TASK TO COMPLETE: Reproduce the entries word for word, and omit any picture you find in them.

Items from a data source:
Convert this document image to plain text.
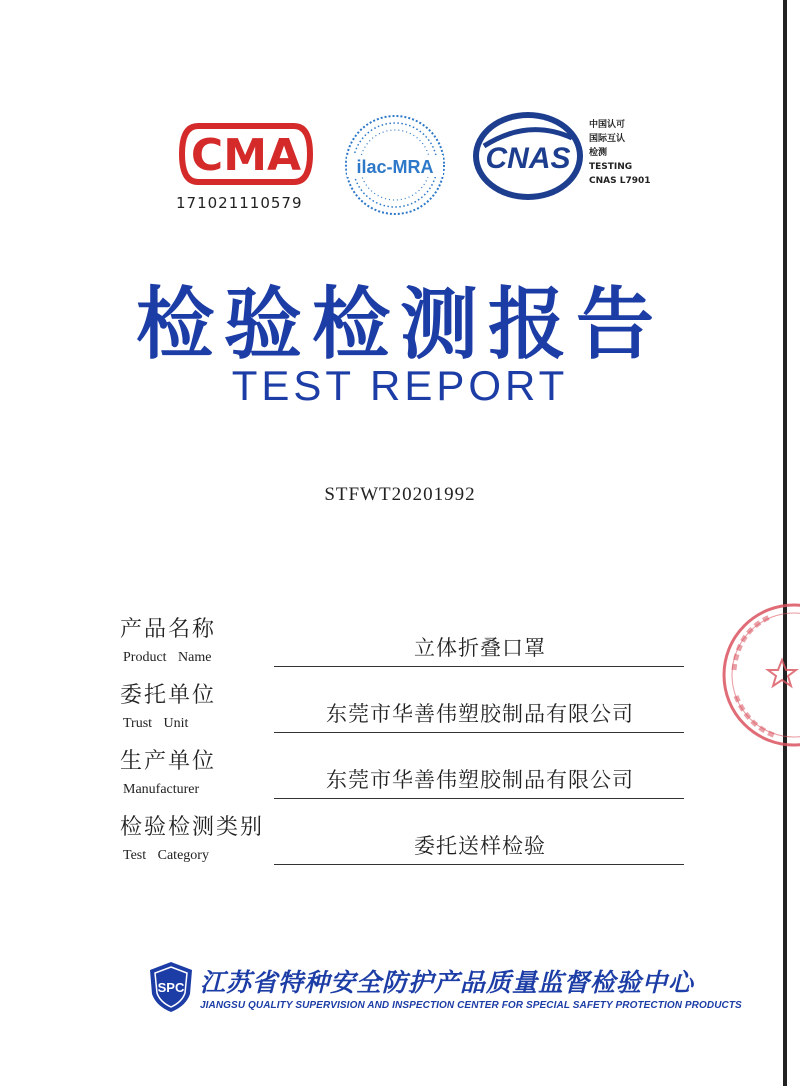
CMA
171021110579
ilac-MRA CNAS
中国认可
国际互认
检测
TESTING
CNAS L7901
检验检测报告
TEST REPORT
STFWT20201992
产品名称
Product Name	立体折叠口罩
委托单位
Trust Unit	东莞市华善伟塑胶制品有限公司
生产单位
Manufacturer	东莞市华善伟塑胶制品有限公司
检验检测类别
Test Category	委托送样检验
SPC 江苏省特种安全防护产品质量监督检验中心
JIANGSU QUALITY SUPERVISION AND INSPECTION CENTER FOR SPECIAL SAFETY PROTECTION PRODUCTS
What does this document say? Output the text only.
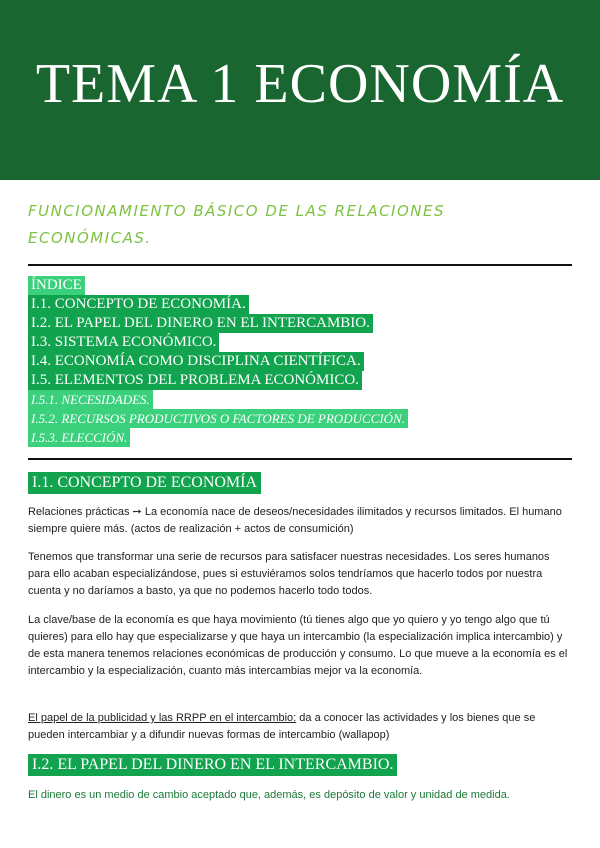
TEMA 1 ECONOMÍA
FUNCIONAMIENTO BÁSICO DE LAS RELACIONES ECONÓMICAS.
ÍNDICE
I.1. CONCEPTO DE ECONOMÍA.
I.2. EL PAPEL DEL DINERO EN EL INTERCAMBIO.
I.3. SISTEMA ECONÓMICO.
I.4. ECONOMÍA COMO DISCIPLINA CIENTÍFICA.
I.5. ELEMENTOS DEL PROBLEMA ECONÓMICO.
I.5.1. NECESIDADES.
I.5.2. RECURSOS PRODUCTIVOS O FACTORES DE PRODUCCIÓN.
I.5.3. ELECCIÓN.
I.1. CONCEPTO DE ECONOMÍA
Relaciones prácticas ➙ La economía nace de deseos/necesidades ilimitados y recursos limitados. El humano siempre quiere más. (actos de realización + actos de consumición)
Tenemos que transformar una serie de recursos para satisfacer nuestras necesidades. Los seres humanos para ello acaban especializándose, pues si estuviéramos solos tendríamos que hacerlo todos por nuestra cuenta y no daríamos a basto, ya que no podemos hacerlo todo todos.
La clave/base de la economía es que haya movimiento (tú tienes algo que yo quiero y yo tengo algo que tú quieres) para ello hay que especializarse y que haya un intercambio (la especialización implica intercambio) y de esta manera tenemos relaciones económicas de producción y consumo. Lo que mueve a la economía es el intercambio y la especialización, cuanto más intercambias mejor va la economía.
El papel de la publicidad y las RRPP en el intercambio: da a conocer las actividades y los bienes que se pueden intercambiar y a difundir nuevas formas de intercambio (wallapop)
I.2. EL PAPEL DEL DINERO EN EL INTERCAMBIO.
El dinero es un medio de cambio aceptado que, además, es depósito de valor y unidad de medida.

EXERCISE RESPONSE:
Convert this document image to plain text.
CMA
171021110579
ilac-MRA CNAS
中国认可
国际互认
检测
TESTING
CNAS L7901
检验检测报告
TEST REPORT
STFWT20201992
产品名称
Product Name	立体折叠口罩
委托单位
Trust Unit	东莞市华善伟塑胶制品有限公司
生产单位
Manufacturer	东莞市华善伟塑胶制品有限公司
检验检测类别
Test Category	委托送样检验
SPC 江苏省特种安全防护产品质量监督检验中心
JIANGSU QUALITY SUPERVISION AND INSPECTION CENTER FOR SPECIAL SAFETY PROTECTION PRODUCTS
What does this document say? Output the text only.
TEMA 1 ECONOMÍA
FUNCIONAMIENTO BÁSICO DE LAS RELACIONES ECONÓMICAS.
ÍNDICE
I.1. CONCEPTO DE ECONOMÍA.
I.2. EL PAPEL DEL DINERO EN EL INTERCAMBIO.
I.3. SISTEMA ECONÓMICO.
I.4. ECONOMÍA COMO DISCIPLINA CIENTÍFICA.
I.5. ELEMENTOS DEL PROBLEMA ECONÓMICO.
I.5.1. NECESIDADES.
I.5.2. RECURSOS PRODUCTIVOS O FACTORES DE PRODUCCIÓN.
I.5.3. ELECCIÓN.
I.1. CONCEPTO DE ECONOMÍA
Relaciones prácticas ➙ La economía nace de deseos/necesidades ilimitados y recursos limitados. El humano siempre quiere más. (actos de realización + actos de consumición)
Tenemos que transformar una serie de recursos para satisfacer nuestras necesidades. Los seres humanos para ello acaban especializándose, pues si estuviéramos solos tendríamos que hacerlo todos por nuestra cuenta y no daríamos a basto, ya que no podemos hacerlo todo todos.
La clave/base de la economía es que haya movimiento (tú tienes algo que yo quiero y yo tengo algo que tú quieres) para ello hay que especializarse y que haya un intercambio (la especialización implica intercambio) y de esta manera tenemos relaciones económicas de producción y consumo. Lo que mueve a la economía es el intercambio y la especialización, cuanto más intercambias mejor va la economía.
El papel de la publicidad y las RRPP en el intercambio: da a conocer las actividades y los bienes que se pueden intercambiar y a difundir nuevas formas de intercambio (wallapop)
I.2. EL PAPEL DEL DINERO EN EL INTERCAMBIO.
El dinero es un medio de cambio aceptado que, además, es depósito de valor y unidad de medida.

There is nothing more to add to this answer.